[Your task] Write out the entries again exactly as they are given.

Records
--------------------------------

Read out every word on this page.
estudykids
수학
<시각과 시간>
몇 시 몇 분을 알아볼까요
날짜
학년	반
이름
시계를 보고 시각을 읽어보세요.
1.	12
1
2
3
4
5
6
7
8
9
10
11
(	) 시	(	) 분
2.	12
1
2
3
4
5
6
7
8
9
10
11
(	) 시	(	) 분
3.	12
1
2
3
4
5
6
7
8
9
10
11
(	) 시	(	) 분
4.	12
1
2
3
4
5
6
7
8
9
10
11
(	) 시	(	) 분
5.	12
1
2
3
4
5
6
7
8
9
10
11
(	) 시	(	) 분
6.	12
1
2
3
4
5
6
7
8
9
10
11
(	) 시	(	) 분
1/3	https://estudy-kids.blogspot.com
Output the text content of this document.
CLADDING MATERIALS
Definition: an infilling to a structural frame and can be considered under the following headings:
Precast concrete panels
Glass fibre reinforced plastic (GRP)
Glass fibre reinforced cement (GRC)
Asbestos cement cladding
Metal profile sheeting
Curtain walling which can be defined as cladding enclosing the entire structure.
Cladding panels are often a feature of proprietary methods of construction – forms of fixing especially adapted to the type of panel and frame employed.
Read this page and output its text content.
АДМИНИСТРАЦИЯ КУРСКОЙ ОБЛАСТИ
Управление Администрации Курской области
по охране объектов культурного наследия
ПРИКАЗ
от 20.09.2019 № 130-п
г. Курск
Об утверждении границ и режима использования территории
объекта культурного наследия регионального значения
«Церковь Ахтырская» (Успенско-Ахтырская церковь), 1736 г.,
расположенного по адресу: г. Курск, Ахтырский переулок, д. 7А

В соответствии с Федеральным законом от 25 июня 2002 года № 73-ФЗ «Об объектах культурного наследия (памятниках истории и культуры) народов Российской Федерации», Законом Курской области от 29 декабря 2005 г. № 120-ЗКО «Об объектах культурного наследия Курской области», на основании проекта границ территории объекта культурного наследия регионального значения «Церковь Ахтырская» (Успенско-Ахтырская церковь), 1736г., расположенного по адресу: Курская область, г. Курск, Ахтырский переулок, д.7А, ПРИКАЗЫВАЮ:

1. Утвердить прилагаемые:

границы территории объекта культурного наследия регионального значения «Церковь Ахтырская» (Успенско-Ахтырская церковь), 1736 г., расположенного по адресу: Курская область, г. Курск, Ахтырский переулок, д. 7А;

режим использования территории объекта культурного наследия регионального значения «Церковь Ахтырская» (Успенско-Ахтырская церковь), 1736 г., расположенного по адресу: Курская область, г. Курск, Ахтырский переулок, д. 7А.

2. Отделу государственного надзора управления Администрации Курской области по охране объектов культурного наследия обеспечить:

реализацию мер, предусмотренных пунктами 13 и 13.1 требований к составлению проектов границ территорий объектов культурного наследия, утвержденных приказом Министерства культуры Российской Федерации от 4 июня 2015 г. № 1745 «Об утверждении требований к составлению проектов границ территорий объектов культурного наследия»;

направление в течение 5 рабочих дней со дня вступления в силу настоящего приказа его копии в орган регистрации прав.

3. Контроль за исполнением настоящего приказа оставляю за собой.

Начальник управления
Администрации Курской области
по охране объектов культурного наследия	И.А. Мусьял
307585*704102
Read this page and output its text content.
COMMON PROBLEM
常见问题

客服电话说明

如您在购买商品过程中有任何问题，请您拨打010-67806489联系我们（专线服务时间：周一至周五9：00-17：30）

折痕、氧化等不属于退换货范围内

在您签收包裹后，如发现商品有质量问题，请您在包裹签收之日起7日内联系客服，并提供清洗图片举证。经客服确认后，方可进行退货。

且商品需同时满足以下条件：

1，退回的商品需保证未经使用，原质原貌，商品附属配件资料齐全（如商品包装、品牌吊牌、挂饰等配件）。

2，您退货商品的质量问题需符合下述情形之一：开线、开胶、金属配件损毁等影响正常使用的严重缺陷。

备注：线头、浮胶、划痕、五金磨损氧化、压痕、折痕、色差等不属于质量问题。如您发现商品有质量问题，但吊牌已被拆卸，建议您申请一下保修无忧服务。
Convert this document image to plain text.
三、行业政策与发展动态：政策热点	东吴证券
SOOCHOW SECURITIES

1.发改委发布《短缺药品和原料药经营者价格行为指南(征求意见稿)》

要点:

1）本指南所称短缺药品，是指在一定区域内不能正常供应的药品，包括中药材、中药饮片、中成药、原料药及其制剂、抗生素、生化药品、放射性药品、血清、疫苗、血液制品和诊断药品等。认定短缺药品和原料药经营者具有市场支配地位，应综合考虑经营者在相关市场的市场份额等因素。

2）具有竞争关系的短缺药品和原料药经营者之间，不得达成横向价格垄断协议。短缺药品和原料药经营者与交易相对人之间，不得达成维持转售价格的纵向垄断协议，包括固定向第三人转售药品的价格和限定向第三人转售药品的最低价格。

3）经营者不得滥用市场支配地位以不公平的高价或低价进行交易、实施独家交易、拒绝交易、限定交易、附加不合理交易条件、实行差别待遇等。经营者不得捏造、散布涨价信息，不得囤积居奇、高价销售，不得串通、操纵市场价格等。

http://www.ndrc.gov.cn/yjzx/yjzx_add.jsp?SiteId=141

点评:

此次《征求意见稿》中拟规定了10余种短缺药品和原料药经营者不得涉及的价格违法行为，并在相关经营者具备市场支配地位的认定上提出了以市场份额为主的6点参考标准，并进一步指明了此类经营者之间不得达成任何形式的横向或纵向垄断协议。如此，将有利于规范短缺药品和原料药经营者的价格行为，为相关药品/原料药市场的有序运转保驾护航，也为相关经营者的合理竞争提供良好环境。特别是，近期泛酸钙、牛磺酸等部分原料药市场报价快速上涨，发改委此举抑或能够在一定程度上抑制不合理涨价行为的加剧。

--------------------------------

[Written answer]
Read out every word on this page.
estudykids
수학
<시각과 시간>
몇 시 몇 분을 알아볼까요
날짜
학년	반
이름
시계를 보고 시각을 읽어보세요.
1.	12
1
2
3
4
5
6
7
8
9
10
11
(	) 시	(	) 분
2.	12
1
2
3
4
5
6
7
8
9
10
11
(	) 시	(	) 분
3.	12
1
2
3
4
5
6
7
8
9
10
11
(	) 시	(	) 분
4.	12
1
2
3
4
5
6
7
8
9
10
11
(	) 시	(	) 분
5.	12
1
2
3
4
5
6
7
8
9
10
11
(	) 시	(	) 분
6.	12
1
2
3
4
5
6
7
8
9
10
11
(	) 시	(	) 분
1/3	https://estudy-kids.blogspot.com
Output the text content of this document.
CLADDING MATERIALS
Definition: an infilling to a structural frame and can be considered under the following headings:
Precast concrete panels
Glass fibre reinforced plastic (GRP)
Glass fibre reinforced cement (GRC)
Asbestos cement cladding
Metal profile sheeting
Curtain walling which can be defined as cladding enclosing the entire structure.
Cladding panels are often a feature of proprietary methods of construction – forms of fixing especially adapted to the type of panel and frame employed.
Read this page and output its text content.
АДМИНИСТРАЦИЯ КУРСКОЙ ОБЛАСТИ
Управление Администрации Курской области
по охране объектов культурного наследия
ПРИКАЗ
от 20.09.2019 № 130-п
г. Курск
Об утверждении границ и режима использования территории
объекта культурного наследия регионального значения
«Церковь Ахтырская» (Успенско-Ахтырская церковь), 1736 г.,
расположенного по адресу: г. Курск, Ахтырский переулок, д. 7А

В соответствии с Федеральным законом от 25 июня 2002 года № 73-ФЗ «Об объектах культурного наследия (памятниках истории и культуры) народов Российской Федерации», Законом Курской области от 29 декабря 2005 г. № 120-ЗКО «Об объектах культурного наследия Курской области», на основании проекта границ территории объекта культурного наследия регионального значения «Церковь Ахтырская» (Успенско-Ахтырская церковь), 1736г., расположенного по адресу: Курская область, г. Курск, Ахтырский переулок, д.7А, ПРИКАЗЫВАЮ:

1. Утвердить прилагаемые:

границы территории объекта культурного наследия регионального значения «Церковь Ахтырская» (Успенско-Ахтырская церковь), 1736 г., расположенного по адресу: Курская область, г. Курск, Ахтырский переулок, д. 7А;

режим использования территории объекта культурного наследия регионального значения «Церковь Ахтырская» (Успенско-Ахтырская церковь), 1736 г., расположенного по адресу: Курская область, г. Курск, Ахтырский переулок, д. 7А.

2. Отделу государственного надзора управления Администрации Курской области по охране объектов культурного наследия обеспечить:

реализацию мер, предусмотренных пунктами 13 и 13.1 требований к составлению проектов границ территорий объектов культурного наследия, утвержденных приказом Министерства культуры Российской Федерации от 4 июня 2015 г. № 1745 «Об утверждении требований к составлению проектов границ территорий объектов культурного наследия»;

направление в течение 5 рабочих дней со дня вступления в силу настоящего приказа его копии в орган регистрации прав.

3. Контроль за исполнением настоящего приказа оставляю за собой.

Начальник управления
Администрации Курской области
по охране объектов культурного наследия	И.А. Мусьял
307585*704102
Read this page and output its text content.
COMMON PROBLEM
常见问题

客服电话说明

如您在购买商品过程中有任何问题，请您拨打010-67806489联系我们（专线服务时间：周一至周五9：00-17：30）

折痕、氧化等不属于退换货范围内

在您签收包裹后，如发现商品有质量问题，请您在包裹签收之日起7日内联系客服，并提供清洗图片举证。经客服确认后，方可进行退货。

且商品需同时满足以下条件：

1，退回的商品需保证未经使用，原质原貌，商品附属配件资料齐全（如商品包装、品牌吊牌、挂饰等配件）。

2，您退货商品的质量问题需符合下述情形之一：开线、开胶、金属配件损毁等影响正常使用的严重缺陷。

备注：线头、浮胶、划痕、五金磨损氧化、压痕、折痕、色差等不属于质量问题。如您发现商品有质量问题，但吊牌已被拆卸，建议您申请一下保修无忧服务。
Convert this document image to plain text.
三、行业政策与发展动态：政策热点	东吴证券
SOOCHOW SECURITIES

1.发改委发布《短缺药品和原料药经营者价格行为指南(征求意见稿)》

要点:

1）本指南所称短缺药品，是指在一定区域内不能正常供应的药品，包括中药材、中药饮片、中成药、原料药及其制剂、抗生素、生化药品、放射性药品、血清、疫苗、血液制品和诊断药品等。认定短缺药品和原料药经营者具有市场支配地位，应综合考虑经营者在相关市场的市场份额等因素。

2）具有竞争关系的短缺药品和原料药经营者之间，不得达成横向价格垄断协议。短缺药品和原料药经营者与交易相对人之间，不得达成维持转售价格的纵向垄断协议，包括固定向第三人转售药品的价格和限定向第三人转售药品的最低价格。

3）经营者不得滥用市场支配地位以不公平的高价或低价进行交易、实施独家交易、拒绝交易、限定交易、附加不合理交易条件、实行差别待遇等。经营者不得捏造、散布涨价信息，不得囤积居奇、高价销售，不得串通、操纵市场价格等。

http://www.ndrc.gov.cn/yjzx/yjzx_add.jsp?SiteId=141

点评:

此次《征求意见稿》中拟规定了10余种短缺药品和原料药经营者不得涉及的价格违法行为，并在相关经营者具备市场支配地位的认定上提出了以市场份额为主的6点参考标准，并进一步指明了此类经营者之间不得达成任何形式的横向或纵向垄断协议。如此，将有利于规范短缺药品和原料药经营者的价格行为，为相关药品/原料药市场的有序运转保驾护航，也为相关经营者的合理竞争提供良好环境。特别是，近期泛酸钙、牛磺酸等部分原料药市场报价快速上涨，发改委此举抑或能够在一定程度上抑制不合理涨价行为的加剧。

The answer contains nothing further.